_PROBLEM TO WORK ON_
Put the lines below, from the first one up to and including the line with "optimal-marker <box>465 761 497 770</box>", into a numbered list. Leave out blank lines and the pictures.

_SOURCE MATERIAL_

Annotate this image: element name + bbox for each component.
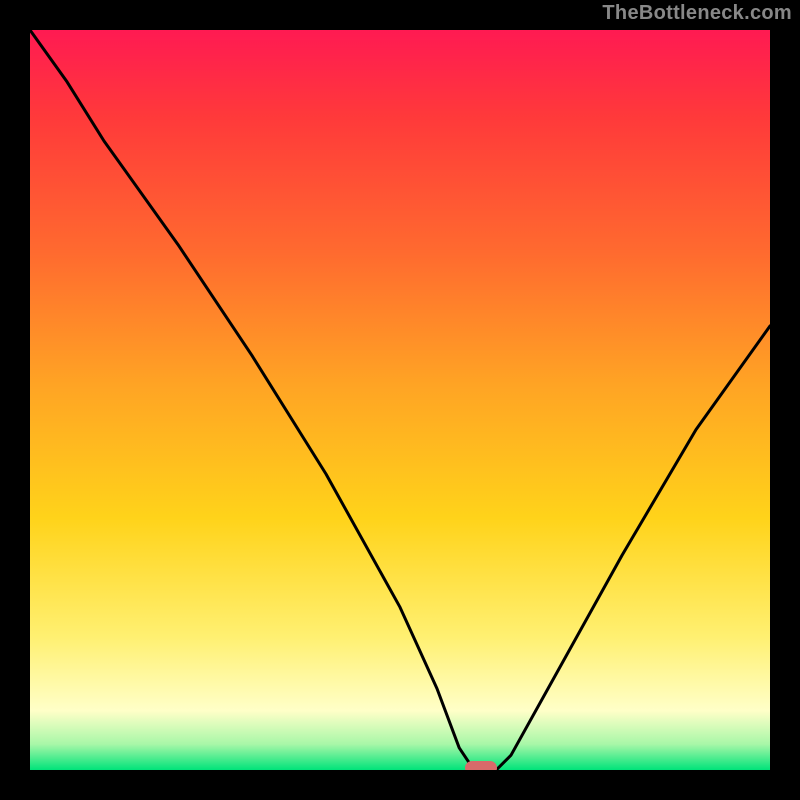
chart-container: TheBottleneck.com <box>0 0 800 800</box>
bottleneck-curve <box>30 30 770 770</box>
watermark-text: TheBottleneck.com <box>602 2 792 25</box>
optimal-marker <box>465 761 497 770</box>
plot-area <box>30 30 770 770</box>
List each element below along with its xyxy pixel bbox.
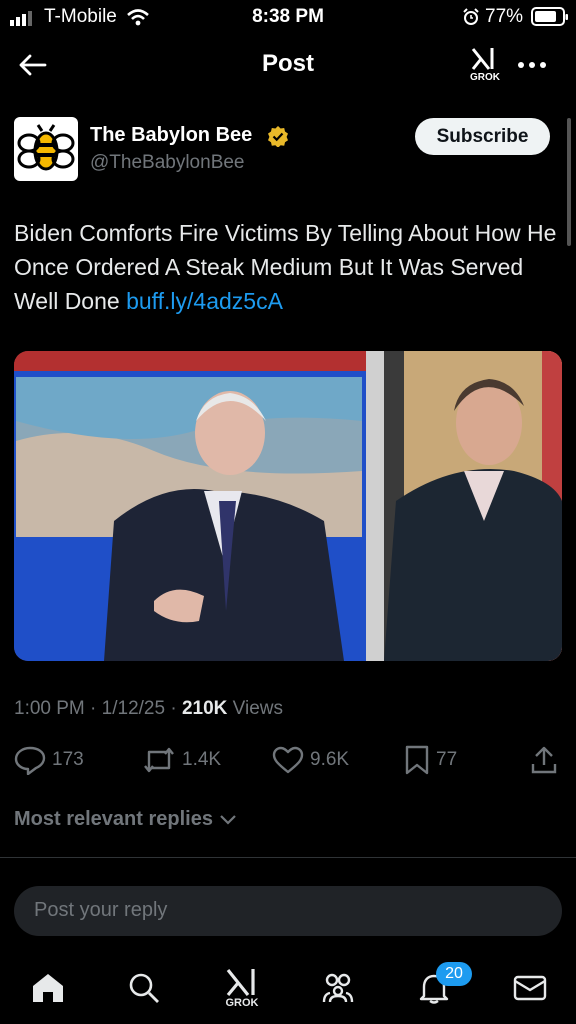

_FINAL ANSWER_
1. Annotate this image: element name + bbox for each component.
2. chart-container: TheBottleneck.com <box>0 0 800 800</box>
3. bottleneck-curve <box>30 30 770 770</box>
4. watermark-text: TheBottleneck.com <box>602 2 792 25</box>
5. optimal-marker <box>465 761 497 770</box>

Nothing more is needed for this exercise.